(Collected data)

================

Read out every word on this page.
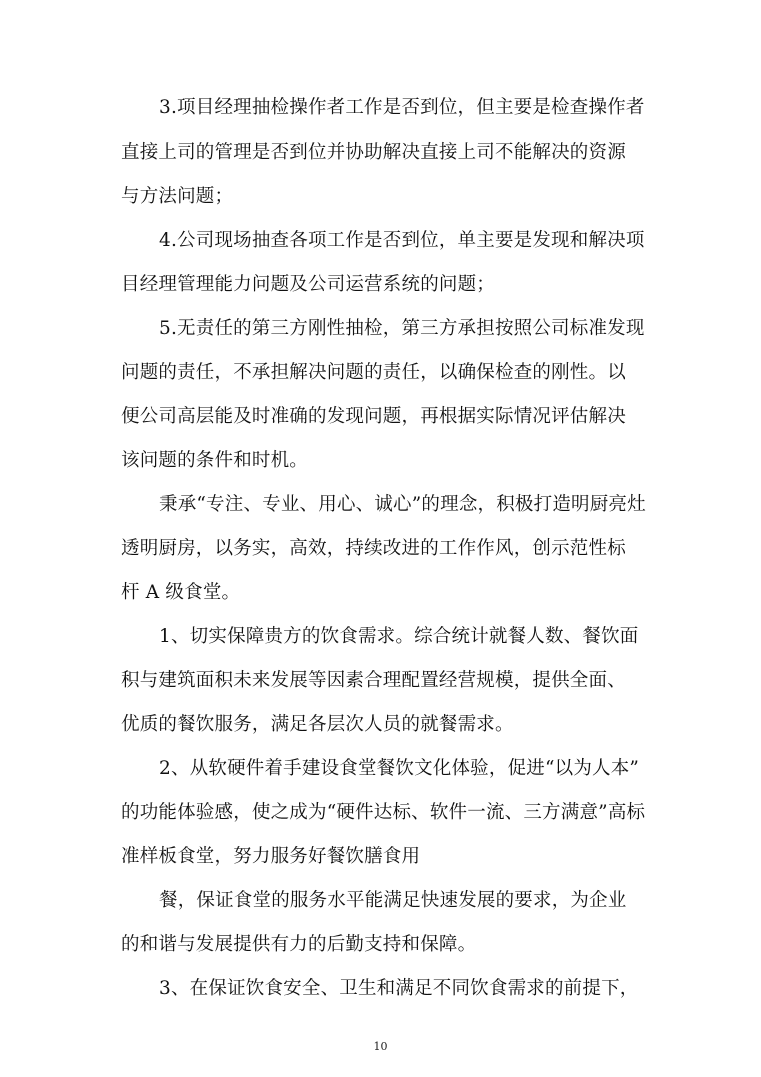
3.项目经理抽检操作者工作是否到位，但主要是检查操作者
直接上司的管理是否到位并协助解决直接上司不能解决的资源
与方法问题；
4.公司现场抽查各项工作是否到位，单主要是发现和解决项
目经理管理能力问题及公司运营系统的问题；
5.无责任的第三方刚性抽检，第三方承担按照公司标准发现
问题的责任，不承担解决问题的责任，以确保检查的刚性。以
便公司高层能及时准确的发现问题，再根据实际情况评估解决
该问题的条件和时机。
秉承“专注、专业、用心、诚心”的理念，积极打造明厨亮灶
透明厨房，以务实，高效，持续改进的工作作风，创示范性标
杆 A 级食堂。
1、切实保障贵方的饮食需求。综合统计就餐人数、餐饮面
积与建筑面积未来发展等因素合理配置经营规模，提供全面、
优质的餐饮服务，满足各层次人员的就餐需求。
2、从软硬件着手建设食堂餐饮文化体验，促进“以为人本”
的功能体验感，使之成为“硬件达标、软件一流、三方满意”高标
准样板食堂，努力服务好餐饮膳食用
餐，保证食堂的服务水平能满足快速发展的要求，为企业
的和谐与发展提供有力的后勤支持和保障。
3、在保证饮食安全、卫生和满足不同饮食需求的前提下，
10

================

§ **AIM OF THE EXERCISE**
Each entry above should be reproduced exactly, with the pictures removed.

§ **RESULT OF THE EXERCISE**
Read out every word on this page.
3.项目经理抽检操作者工作是否到位，但主要是检查操作者
直接上司的管理是否到位并协助解决直接上司不能解决的资源
与方法问题；
4.公司现场抽查各项工作是否到位，单主要是发现和解决项
目经理管理能力问题及公司运营系统的问题；
5.无责任的第三方刚性抽检，第三方承担按照公司标准发现
问题的责任，不承担解决问题的责任，以确保检查的刚性。以
便公司高层能及时准确的发现问题，再根据实际情况评估解决
该问题的条件和时机。
秉承“专注、专业、用心、诚心”的理念，积极打造明厨亮灶
透明厨房，以务实，高效，持续改进的工作作风，创示范性标
杆 A 级食堂。
1、切实保障贵方的饮食需求。综合统计就餐人数、餐饮面
积与建筑面积未来发展等因素合理配置经营规模，提供全面、
优质的餐饮服务，满足各层次人员的就餐需求。
2、从软硬件着手建设食堂餐饮文化体验，促进“以为人本”
的功能体验感，使之成为“硬件达标、软件一流、三方满意”高标
准样板食堂，努力服务好餐饮膳食用
餐，保证食堂的服务水平能满足快速发展的要求，为企业
的和谐与发展提供有力的后勤支持和保障。
3、在保证饮食安全、卫生和满足不同饮食需求的前提下，
10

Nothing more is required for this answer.